What the exercise asks: Identify the lines bearing the string "General" and gather them.

Task data:

......

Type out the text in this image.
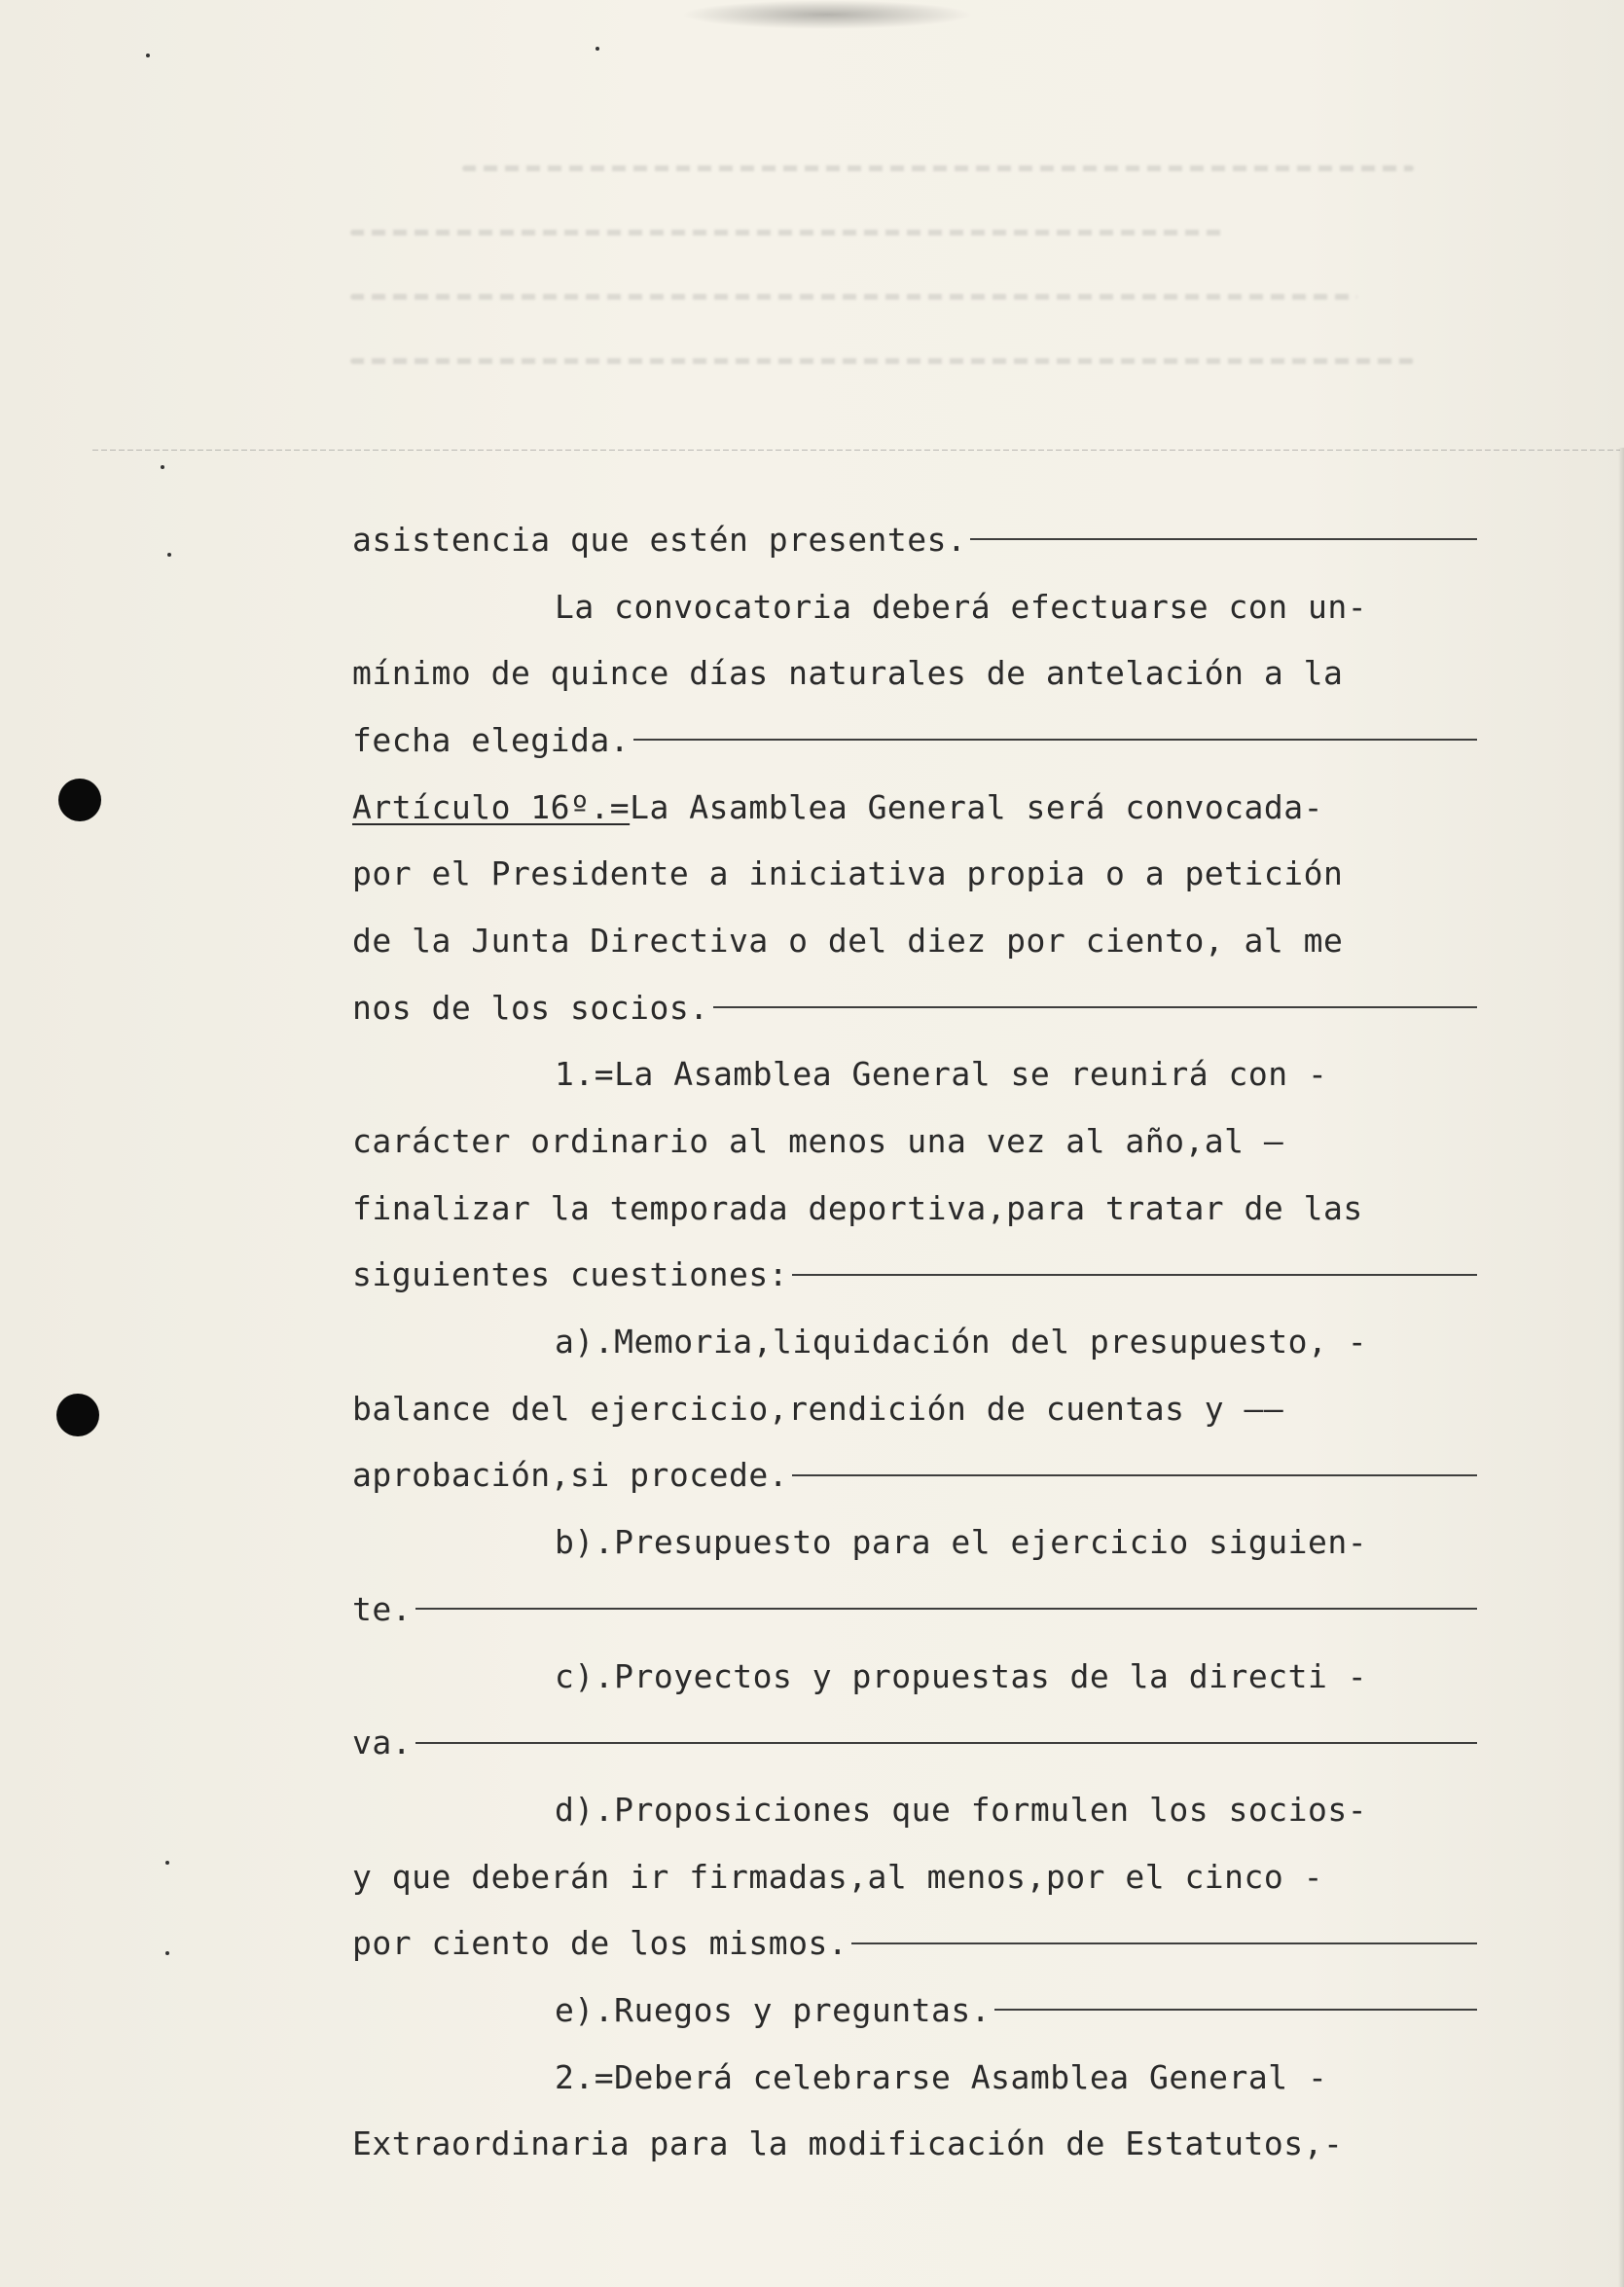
asistencia que estén presentes.
La convocatoria deberá efectuarse con un-
mínimo de quince días naturales de antelación a la
fecha elegida.
Artículo 16º.= La Asamblea General será convocada-
por el Presidente a iniciativa propia o a petición
de la Junta Directiva o del diez por ciento, al me
nos de los socios.
1.=La Asamblea General se reunirá con -
carácter ordinario al menos una vez al año,al —
finalizar la temporada deportiva,para tratar de las
siguientes cuestiones:
a).Memoria,liquidación del presupuesto, -
balance del ejercicio,rendición de cuentas y ——
aprobación,si procede.
b).Presupuesto para el ejercicio siguien-
te.
c).Proyectos y propuestas de la directi -
va.
d).Proposiciones que formulen los socios-
y que deberán ir firmadas,al menos,por el cinco -
por ciento de los mismos.
e).Ruegos y preguntas.
2.=Deberá celebrarse Asamblea General -
Extraordinaria para la modificación de Estatutos,-
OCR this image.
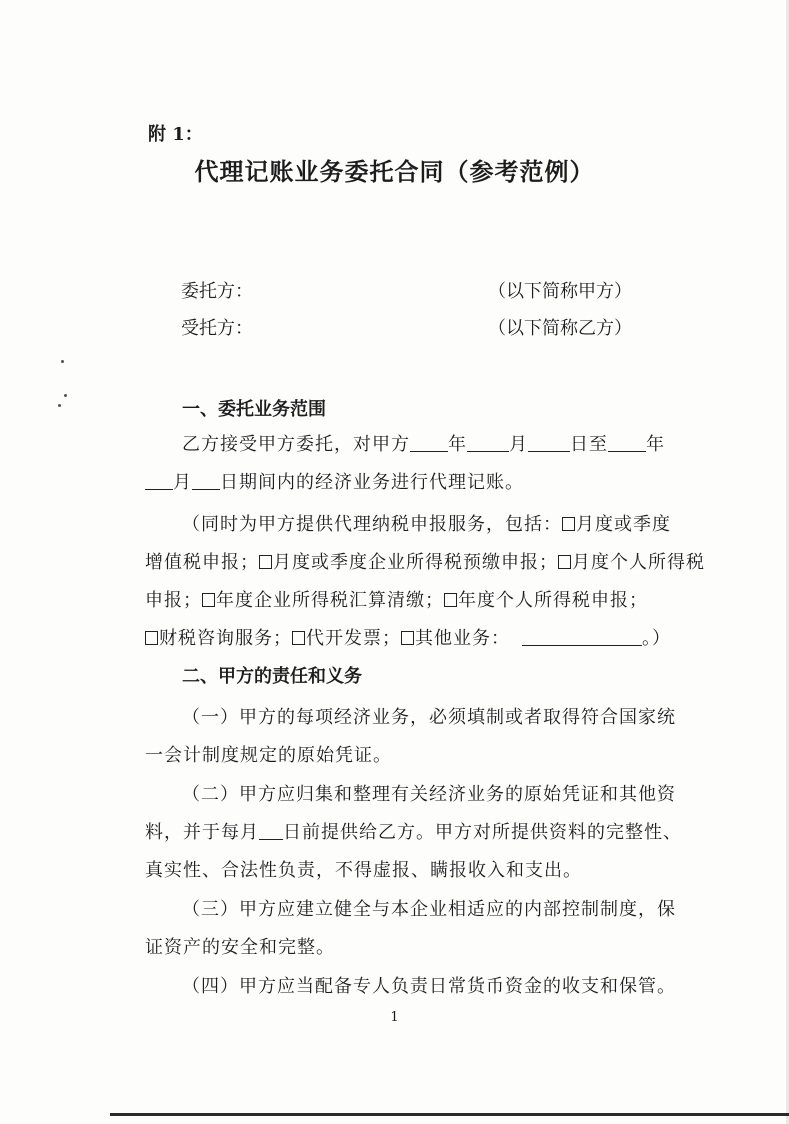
附 1：
代理记账业务委托合同（参考范例）
委托方：	（以下简称甲方）
受托方：	（以下简称乙方）
一、委托业务范围
乙方接受甲方委托，对甲方 年 月 日至 年
月 日期间内的经济业务进行代理记账。
（同时为甲方提供代理纳税申报服务，包括： 月度或季度
增值税申报； 月度或季度企业所得税预缴申报； 月度个人所得税
申报； 年度企业所得税汇算清缴； 年度个人所得税申报；
财税咨询服务； 代开发票； 其他业务：	。）
二、甲方的责任和义务
（一）甲方的每项经济业务，必须填制或者取得符合国家统
一会计制度规定的原始凭证。
（二）甲方应归集和整理有关经济业务的原始凭证和其他资
料，并于每月 日前提供给乙方。甲方对所提供资料的完整性、
真实性、合法性负责，不得虚报、瞒报收入和支出。
（三）甲方应建立健全与本企业相适应的内部控制制度，保
证资产的安全和完整。
（四）甲方应当配备专人负责日常货币资金的收支和保管。
1
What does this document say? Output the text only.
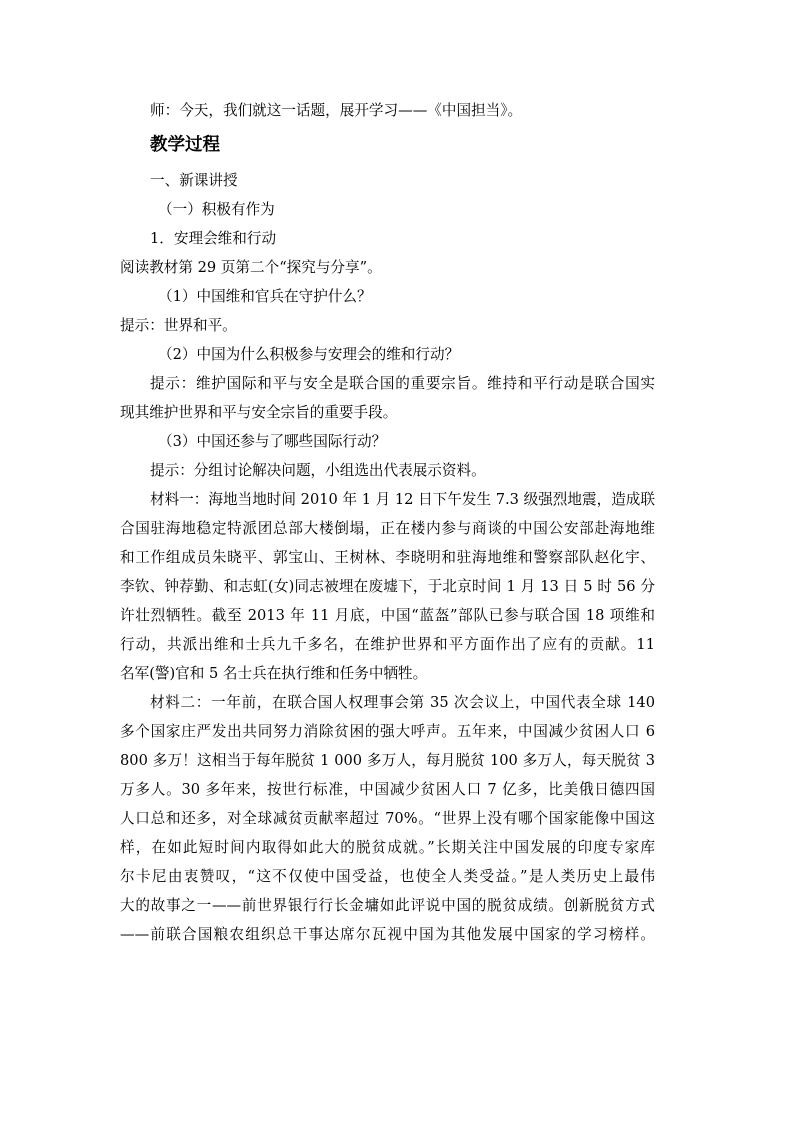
师：今天，我们就这一话题，展开学习——《中国担当》。
教学过程
一、新课讲授
（一）积极有作为
1．安理会维和行动
阅读教材第 29 页第二个“探究与分享”。
（1）中国维和官兵在守护什么？
提示：世界和平。
（2）中国为什么积极参与安理会的维和行动？
提示：维护国际和平与安全是联合国的重要宗旨。维持和平行动是联合国实
现其维护世界和平与安全宗旨的重要手段。
（3）中国还参与了哪些国际行动？
提示：分组讨论解决问题，小组选出代表展示资料。
材料一：海地当地时间 2010 年 1 月 12 日下午发生 7.3 级强烈地震，造成联
合国驻海地稳定特派团总部大楼倒塌，正在楼内参与商谈的中国公安部赴海地维
和工作组成员朱晓平、郭宝山、王树林、李晓明和驻海地维和警察部队赵化宇、
李钦、钟荐勤、和志虹(女)同志被埋在废墟下，于北京时间 1 月 13 日 5 时 56 分
许壮烈牺牲。截至 2013 年 11 月底，中国“蓝盔”部队已参与联合国 18 项维和
行动，共派出维和士兵九千多名，在维护世界和平方面作出了应有的贡献。11
名军(警)官和 5 名士兵在执行维和任务中牺牲。
材料二：一年前，在联合国人权理事会第 35 次会议上，中国代表全球 140
多个国家庄严发出共同努力消除贫困的强大呼声。五年来，中国减少贫困人口 6
800 多万！这相当于每年脱贫 1 000 多万人，每月脱贫 100 多万人，每天脱贫 3
万多人。30 多年来，按世行标准，中国减少贫困人口 7 亿多，比美俄日德四国
人口总和还多，对全球减贫贡献率超过 70%。“世界上没有哪个国家能像中国这
样，在如此短时间内取得如此大的脱贫成就。”长期关注中国发展的印度专家库
尔卡尼由衷赞叹，“这不仅使中国受益，也使全人类受益。”是人类历史上最伟
大的故事之一——前世界银行行长金墉如此评说中国的脱贫成绩。创新脱贫方式
——前联合国粮农组织总干事达席尔瓦视中国为其他发展中国家的学习榜样。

......

Full output:
Artículo 16º.= La Asamblea General será convocada-
1.=La Asamblea General se reunirá con -
2.=Deberá celebrarse Asamblea General -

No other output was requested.